Textauszug:
- - - - - - -

Als in Hannover ansässiger Anwalt und Fußballfan bieten sich derzeit ungewohnte rechtliche Schauspiele. Der Streit zwischen aktiver Fanszene und dem Präsidenten von Hannover 96 gipfelte jüngst in der Andeutung des Vereins, die "Ultras" gegebenenfalls aus dem Stadion zu verbannen, indem ihnen in der kommenden Saison keine Tickets mehr verkauft würden. Da stellt sich die Frage, ob das rechtlich möglich ist. Automatische Antwort vieler – "Klar, ich kann doch Tickets für meine Veranstaltung verkaufen an wen ich will!". Aber so klar ist es meines Erachtens nicht.

Gilt die Privatautonomie auch bei Stadionbesuchen?

- - - - - - -

Material:
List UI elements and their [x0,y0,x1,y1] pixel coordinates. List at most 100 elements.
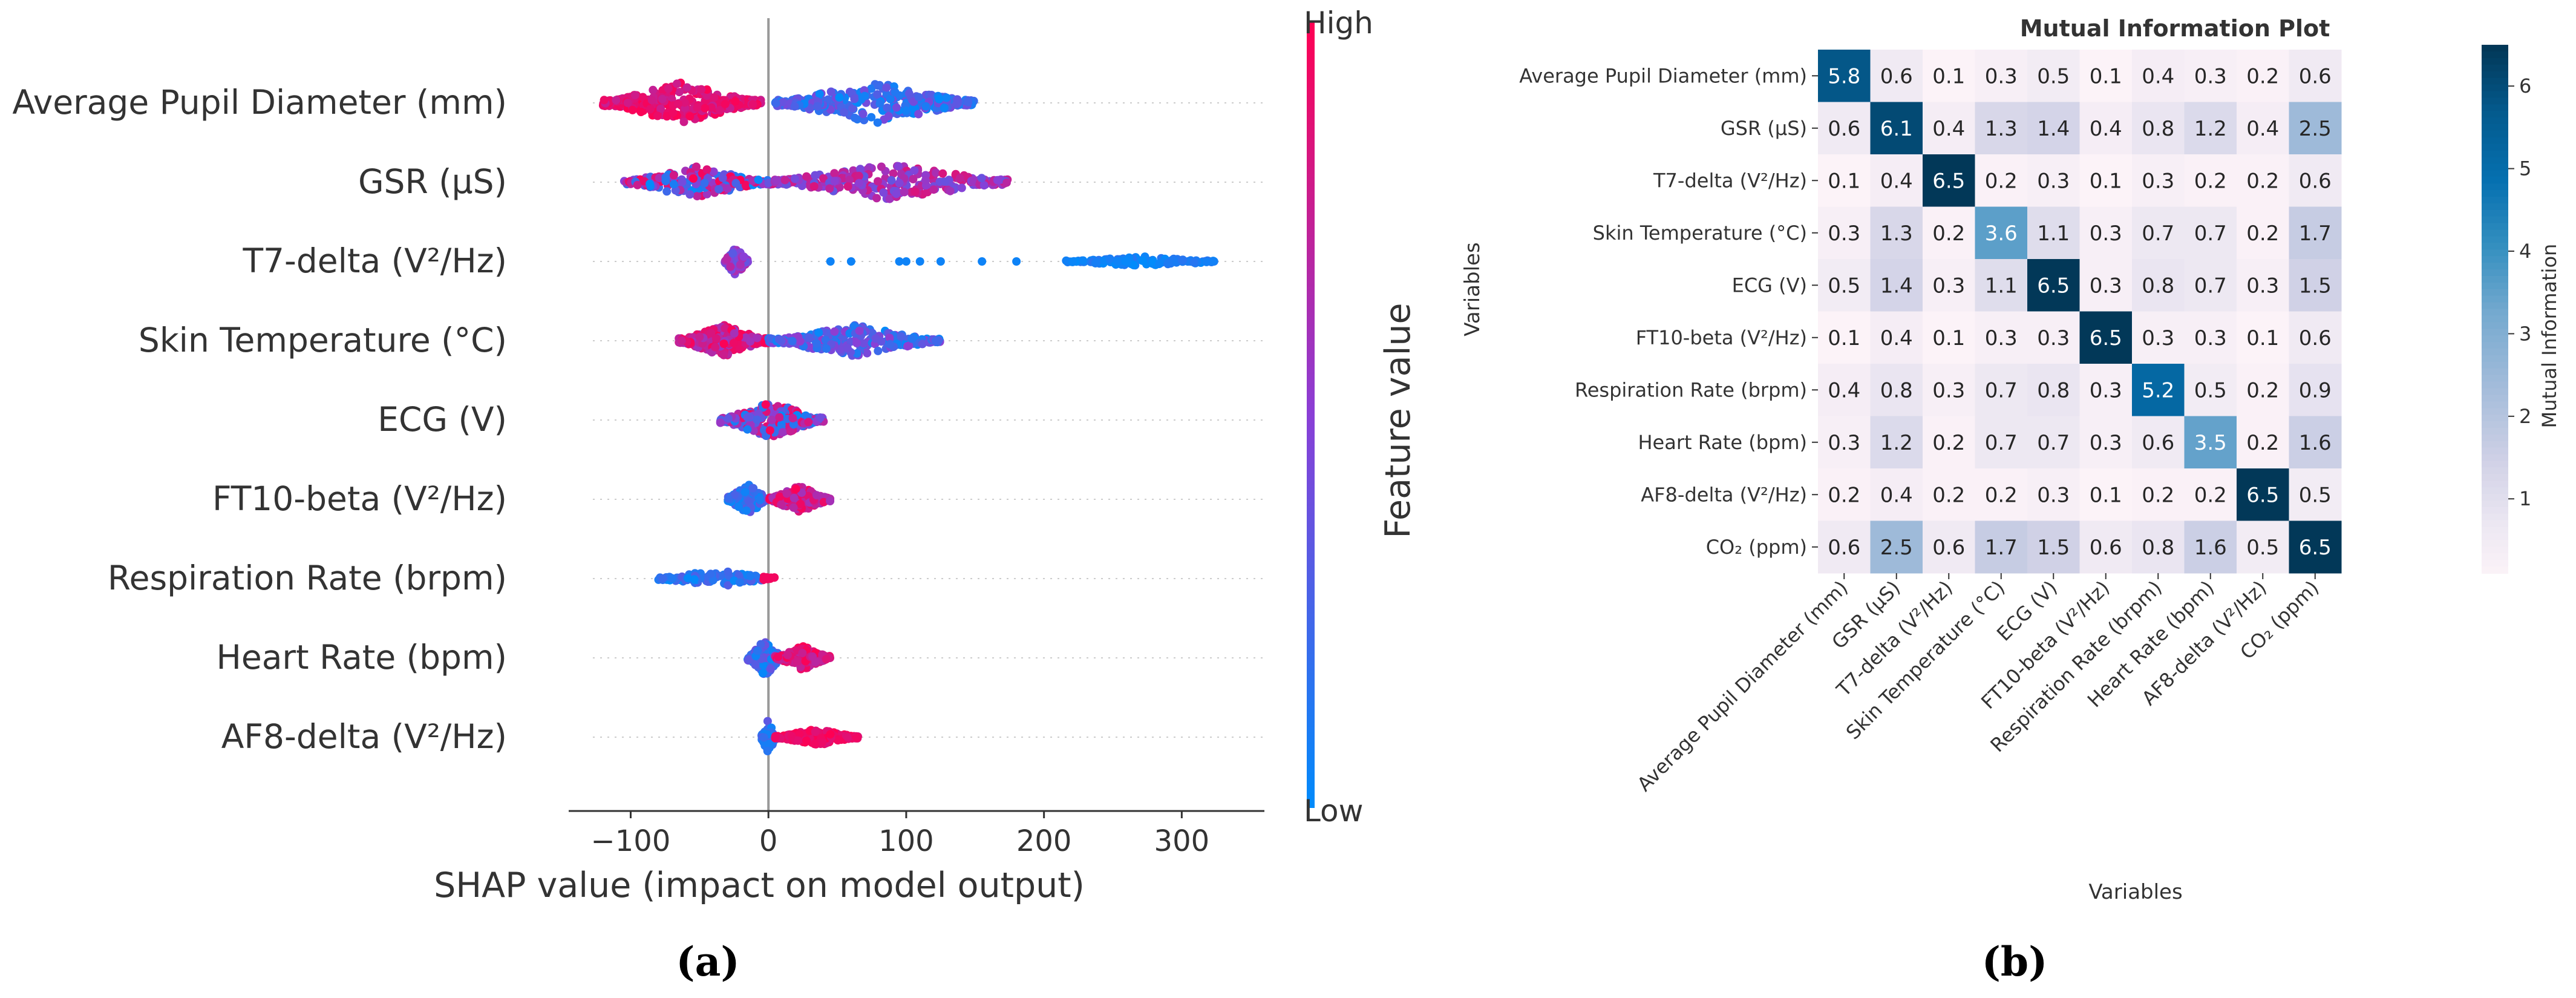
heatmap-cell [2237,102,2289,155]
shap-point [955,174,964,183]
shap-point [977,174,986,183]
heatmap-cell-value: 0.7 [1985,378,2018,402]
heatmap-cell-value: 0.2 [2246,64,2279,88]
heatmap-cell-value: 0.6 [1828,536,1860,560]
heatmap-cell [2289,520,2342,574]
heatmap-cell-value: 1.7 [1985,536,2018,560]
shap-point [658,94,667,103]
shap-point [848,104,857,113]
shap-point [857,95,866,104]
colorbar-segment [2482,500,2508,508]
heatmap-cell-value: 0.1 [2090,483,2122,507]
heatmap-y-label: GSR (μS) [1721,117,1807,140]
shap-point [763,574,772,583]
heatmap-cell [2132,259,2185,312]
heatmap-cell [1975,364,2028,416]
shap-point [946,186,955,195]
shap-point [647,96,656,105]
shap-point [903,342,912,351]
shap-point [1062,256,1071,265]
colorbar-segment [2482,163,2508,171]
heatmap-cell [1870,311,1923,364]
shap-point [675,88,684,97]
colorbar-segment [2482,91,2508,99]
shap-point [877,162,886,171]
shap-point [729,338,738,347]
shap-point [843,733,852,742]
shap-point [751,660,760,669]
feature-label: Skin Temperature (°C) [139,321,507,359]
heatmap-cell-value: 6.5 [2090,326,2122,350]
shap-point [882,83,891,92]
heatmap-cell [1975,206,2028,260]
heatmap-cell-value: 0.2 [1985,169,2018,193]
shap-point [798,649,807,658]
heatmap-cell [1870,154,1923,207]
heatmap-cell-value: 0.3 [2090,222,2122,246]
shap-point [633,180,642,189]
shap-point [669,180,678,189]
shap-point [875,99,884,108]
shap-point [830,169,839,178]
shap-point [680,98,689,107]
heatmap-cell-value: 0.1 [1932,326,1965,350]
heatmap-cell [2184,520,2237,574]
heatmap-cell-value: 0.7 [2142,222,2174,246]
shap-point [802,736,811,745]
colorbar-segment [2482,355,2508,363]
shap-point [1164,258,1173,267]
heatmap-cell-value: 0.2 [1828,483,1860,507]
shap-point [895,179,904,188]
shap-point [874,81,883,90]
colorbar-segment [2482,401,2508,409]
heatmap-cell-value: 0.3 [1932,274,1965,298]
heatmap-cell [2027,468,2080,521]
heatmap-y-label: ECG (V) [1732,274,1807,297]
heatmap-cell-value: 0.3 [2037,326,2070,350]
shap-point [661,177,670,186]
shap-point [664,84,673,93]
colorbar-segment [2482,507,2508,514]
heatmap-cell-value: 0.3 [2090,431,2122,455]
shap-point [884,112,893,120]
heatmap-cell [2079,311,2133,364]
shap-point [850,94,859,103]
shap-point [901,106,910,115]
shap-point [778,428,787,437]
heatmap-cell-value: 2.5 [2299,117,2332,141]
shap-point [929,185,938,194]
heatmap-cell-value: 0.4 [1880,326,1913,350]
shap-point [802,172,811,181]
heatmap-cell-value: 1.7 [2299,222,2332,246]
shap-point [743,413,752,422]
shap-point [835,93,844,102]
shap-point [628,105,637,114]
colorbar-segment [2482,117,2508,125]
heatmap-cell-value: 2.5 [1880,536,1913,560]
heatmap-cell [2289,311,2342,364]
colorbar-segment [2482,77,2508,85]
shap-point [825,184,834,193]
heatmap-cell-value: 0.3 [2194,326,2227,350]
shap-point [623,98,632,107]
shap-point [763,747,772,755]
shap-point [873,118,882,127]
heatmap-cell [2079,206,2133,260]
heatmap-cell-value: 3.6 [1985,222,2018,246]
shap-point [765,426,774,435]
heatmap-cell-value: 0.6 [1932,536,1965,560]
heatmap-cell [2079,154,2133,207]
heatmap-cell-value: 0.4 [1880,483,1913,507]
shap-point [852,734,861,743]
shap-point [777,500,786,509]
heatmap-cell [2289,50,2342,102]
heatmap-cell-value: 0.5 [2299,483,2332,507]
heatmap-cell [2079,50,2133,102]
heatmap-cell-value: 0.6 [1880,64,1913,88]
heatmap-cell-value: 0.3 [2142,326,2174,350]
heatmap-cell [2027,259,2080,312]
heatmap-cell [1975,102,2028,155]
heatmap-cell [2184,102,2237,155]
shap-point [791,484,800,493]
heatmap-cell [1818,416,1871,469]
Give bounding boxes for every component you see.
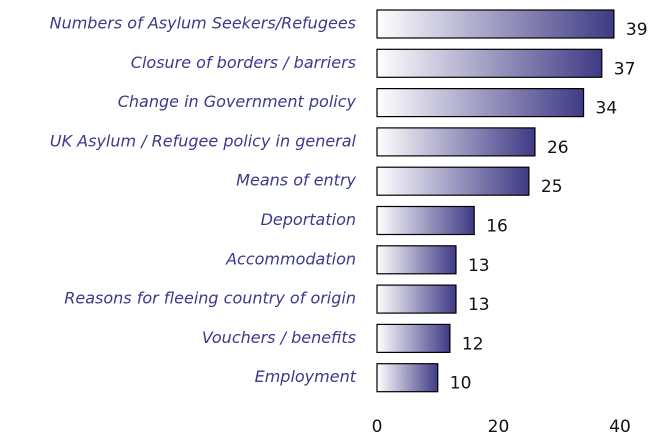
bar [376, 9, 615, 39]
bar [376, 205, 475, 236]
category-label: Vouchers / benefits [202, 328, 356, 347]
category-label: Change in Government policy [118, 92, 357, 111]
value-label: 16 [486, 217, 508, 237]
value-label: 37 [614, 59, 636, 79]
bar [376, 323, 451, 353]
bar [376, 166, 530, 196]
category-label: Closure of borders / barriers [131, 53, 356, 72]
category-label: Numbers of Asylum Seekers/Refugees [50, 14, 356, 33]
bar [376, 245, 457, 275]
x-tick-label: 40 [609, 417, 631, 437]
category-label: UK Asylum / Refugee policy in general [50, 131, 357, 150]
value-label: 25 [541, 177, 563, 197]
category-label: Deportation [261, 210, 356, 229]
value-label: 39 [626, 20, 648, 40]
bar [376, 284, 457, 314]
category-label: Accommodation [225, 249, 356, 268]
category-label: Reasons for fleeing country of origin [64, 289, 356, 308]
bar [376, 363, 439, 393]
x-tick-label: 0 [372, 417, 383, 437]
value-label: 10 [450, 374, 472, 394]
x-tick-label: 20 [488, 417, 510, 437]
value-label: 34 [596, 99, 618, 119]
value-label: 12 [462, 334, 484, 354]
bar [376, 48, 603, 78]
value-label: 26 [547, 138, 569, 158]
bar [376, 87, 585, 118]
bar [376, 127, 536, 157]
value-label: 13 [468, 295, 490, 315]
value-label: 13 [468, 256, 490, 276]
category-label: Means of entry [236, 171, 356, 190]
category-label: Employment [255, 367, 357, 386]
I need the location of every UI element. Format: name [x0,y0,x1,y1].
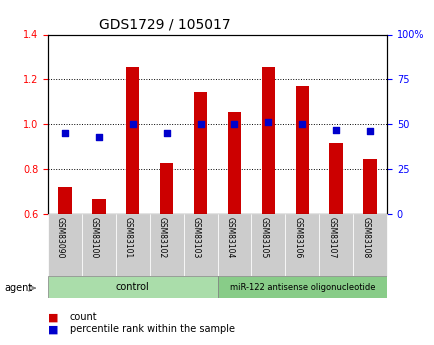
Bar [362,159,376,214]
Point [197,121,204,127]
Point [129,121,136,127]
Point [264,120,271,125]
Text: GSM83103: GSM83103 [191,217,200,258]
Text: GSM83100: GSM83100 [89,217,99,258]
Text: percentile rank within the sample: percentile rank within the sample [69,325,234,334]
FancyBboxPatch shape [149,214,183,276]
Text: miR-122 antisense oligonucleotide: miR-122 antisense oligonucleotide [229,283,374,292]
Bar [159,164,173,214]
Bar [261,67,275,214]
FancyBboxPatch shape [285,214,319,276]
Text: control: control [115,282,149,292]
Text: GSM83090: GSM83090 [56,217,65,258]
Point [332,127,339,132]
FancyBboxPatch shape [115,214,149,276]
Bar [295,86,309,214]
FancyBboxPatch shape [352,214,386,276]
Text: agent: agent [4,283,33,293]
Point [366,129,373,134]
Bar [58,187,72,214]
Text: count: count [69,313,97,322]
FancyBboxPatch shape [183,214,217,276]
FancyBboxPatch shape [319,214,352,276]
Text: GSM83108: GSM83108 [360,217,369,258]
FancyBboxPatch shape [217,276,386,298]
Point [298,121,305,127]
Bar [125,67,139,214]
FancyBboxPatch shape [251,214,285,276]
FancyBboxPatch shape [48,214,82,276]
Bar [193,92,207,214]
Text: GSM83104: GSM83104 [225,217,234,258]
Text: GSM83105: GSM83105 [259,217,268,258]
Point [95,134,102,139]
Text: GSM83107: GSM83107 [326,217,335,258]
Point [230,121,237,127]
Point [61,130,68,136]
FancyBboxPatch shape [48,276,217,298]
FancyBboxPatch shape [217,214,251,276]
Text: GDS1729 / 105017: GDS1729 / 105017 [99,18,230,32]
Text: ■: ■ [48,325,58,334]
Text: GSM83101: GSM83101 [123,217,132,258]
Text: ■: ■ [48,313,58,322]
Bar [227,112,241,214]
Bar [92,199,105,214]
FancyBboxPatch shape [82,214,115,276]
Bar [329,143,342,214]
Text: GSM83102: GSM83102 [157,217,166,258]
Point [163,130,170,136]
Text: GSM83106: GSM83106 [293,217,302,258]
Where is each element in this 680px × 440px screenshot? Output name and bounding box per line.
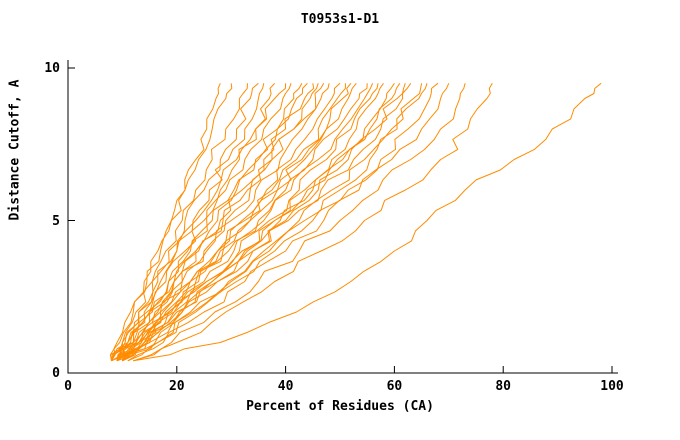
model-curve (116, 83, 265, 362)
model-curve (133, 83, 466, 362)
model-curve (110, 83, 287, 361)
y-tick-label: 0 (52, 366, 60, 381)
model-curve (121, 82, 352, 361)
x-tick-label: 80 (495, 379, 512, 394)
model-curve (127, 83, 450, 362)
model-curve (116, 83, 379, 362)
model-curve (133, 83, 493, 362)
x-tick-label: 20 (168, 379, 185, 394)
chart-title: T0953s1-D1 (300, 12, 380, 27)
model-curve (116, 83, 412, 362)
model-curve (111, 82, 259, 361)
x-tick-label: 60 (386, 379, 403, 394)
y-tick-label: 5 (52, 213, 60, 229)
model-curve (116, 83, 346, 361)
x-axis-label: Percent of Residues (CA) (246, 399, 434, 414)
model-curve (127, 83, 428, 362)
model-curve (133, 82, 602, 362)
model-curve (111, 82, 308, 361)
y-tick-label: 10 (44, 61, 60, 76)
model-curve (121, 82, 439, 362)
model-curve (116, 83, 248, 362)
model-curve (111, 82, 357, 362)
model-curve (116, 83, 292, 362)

- - - - - - -

Ziel der Aufgabe:
Beantworte bitte diese Fragen zum Textauszug über Hannover 96:
1. In welcher Stadt ist die schreibende Person als Anwalt ansässig?
2. Auf welche Weise sollen die "Ultras" laut der Andeutung des Vereins aus dem Stadion ferngehalten werden?
3. Welche automatische Antwort geben viele auf die Frage, ob das rechtlich möglich ist?

Schriftliche Lösung:
1. In Hannover.
2. Ihnen sollen in der kommenden Saison keine Tickets mehr verkauft werden.
3. "Klar, ich kann doch Tickets für meine Veranstaltung verkaufen an wen ich will!"